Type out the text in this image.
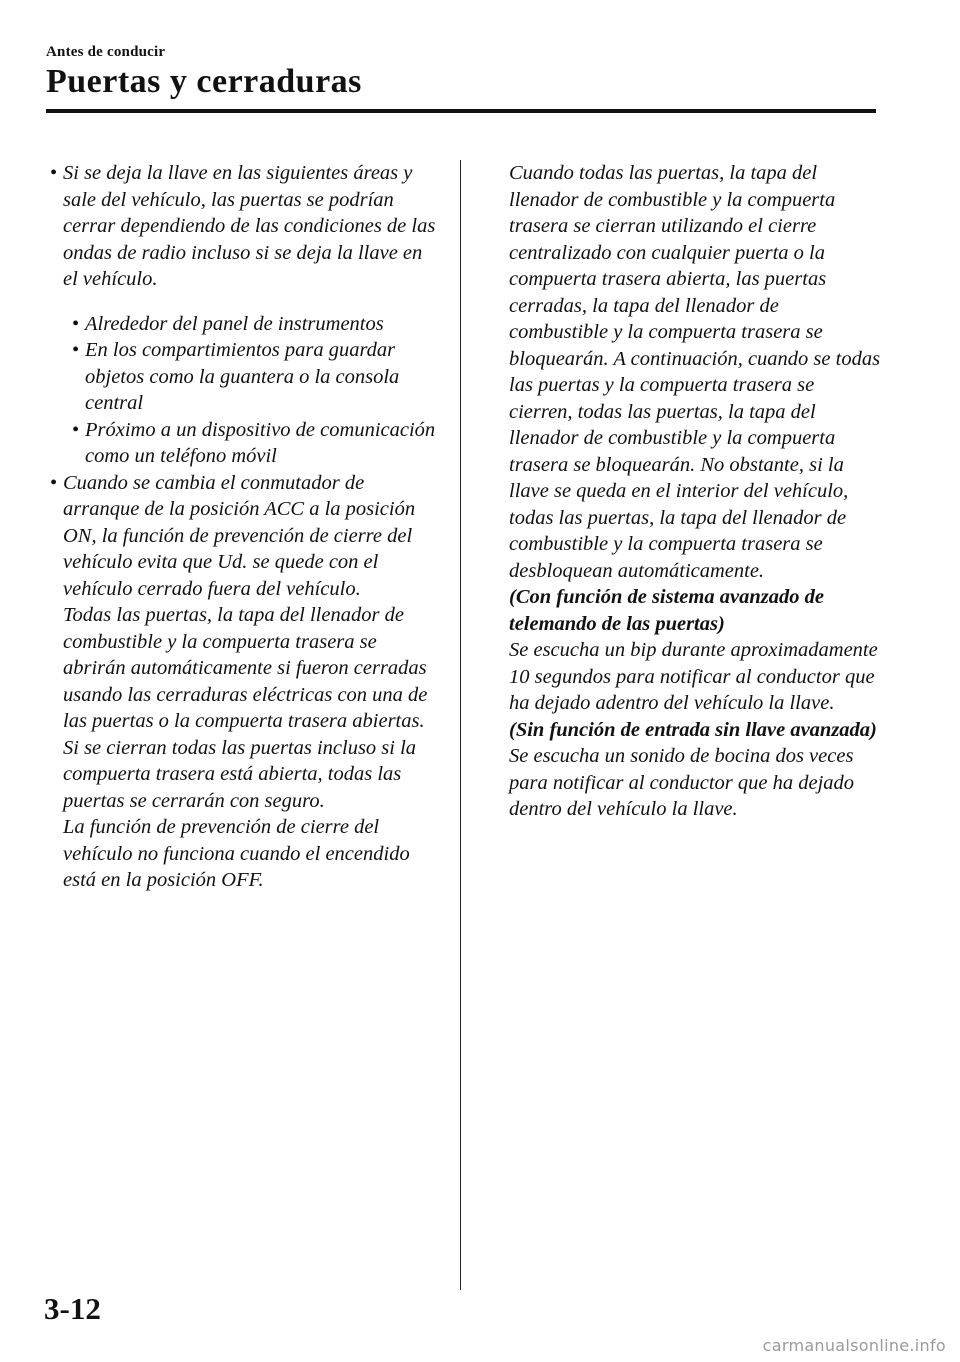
Antes de conducir
Puertas y cerraduras
• Si se deja la llave en las siguientes áreas y sale del vehículo, las puertas se podrían cerrar dependiendo de las condiciones de las ondas de radio incluso si se deja la llave en el vehículo.
• Alrededor del panel de instrumentos
• En los compartimientos para guardar objetos como la guantera o la consola central
• Próximo a un dispositivo de comunicación como un teléfono móvil
• Cuando se cambia el conmutador de arranque de la posición ACC a la posición ON, la función de prevención de cierre del vehículo evita que Ud. se quede con el vehículo cerrado fuera del vehículo.
Todas las puertas, la tapa del llenador de combustible y la compuerta trasera se abrirán automáticamente si fueron cerradas usando las cerraduras eléctricas con una de las puertas o la compuerta trasera abiertas.
Si se cierran todas las puertas incluso si la compuerta trasera está abierta, todas las puertas se cerrarán con seguro.
La función de prevención de cierre del vehículo no funciona cuando el encendido está en la posición OFF.

Cuando todas las puertas, la tapa del llenador de combustible y la compuerta trasera se cierran utilizando el cierre centralizado con cualquier puerta o la compuerta trasera abierta, las puertas cerradas, la tapa del llenador de combustible y la compuerta trasera se bloquearán. A continuación, cuando se todas las puertas y la compuerta trasera se cierren, todas las puertas, la tapa del llenador de combustible y la compuerta trasera se bloquearán. No obstante, si la llave se queda en el interior del vehículo, todas las puertas, la tapa del llenador de combustible y la compuerta trasera se desbloquean automáticamente.

(Con función de sistema avanzado de telemando de las puertas)

Se escucha un bip durante aproximadamente 10 segundos para notificar al conductor que ha dejado adentro del vehículo la llave.

(Sin función de entrada sin llave avanzada)

Se escucha un sonido de bocina dos veces para notificar al conductor que ha dejado dentro del vehículo la llave.

3-12
carmanualsonline.info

================================

▶ PROBLEM:
Tell how many lines in the material contain the word "cerraduras". Only the number is wanted.

▶ CORRECT RESPONSE:
2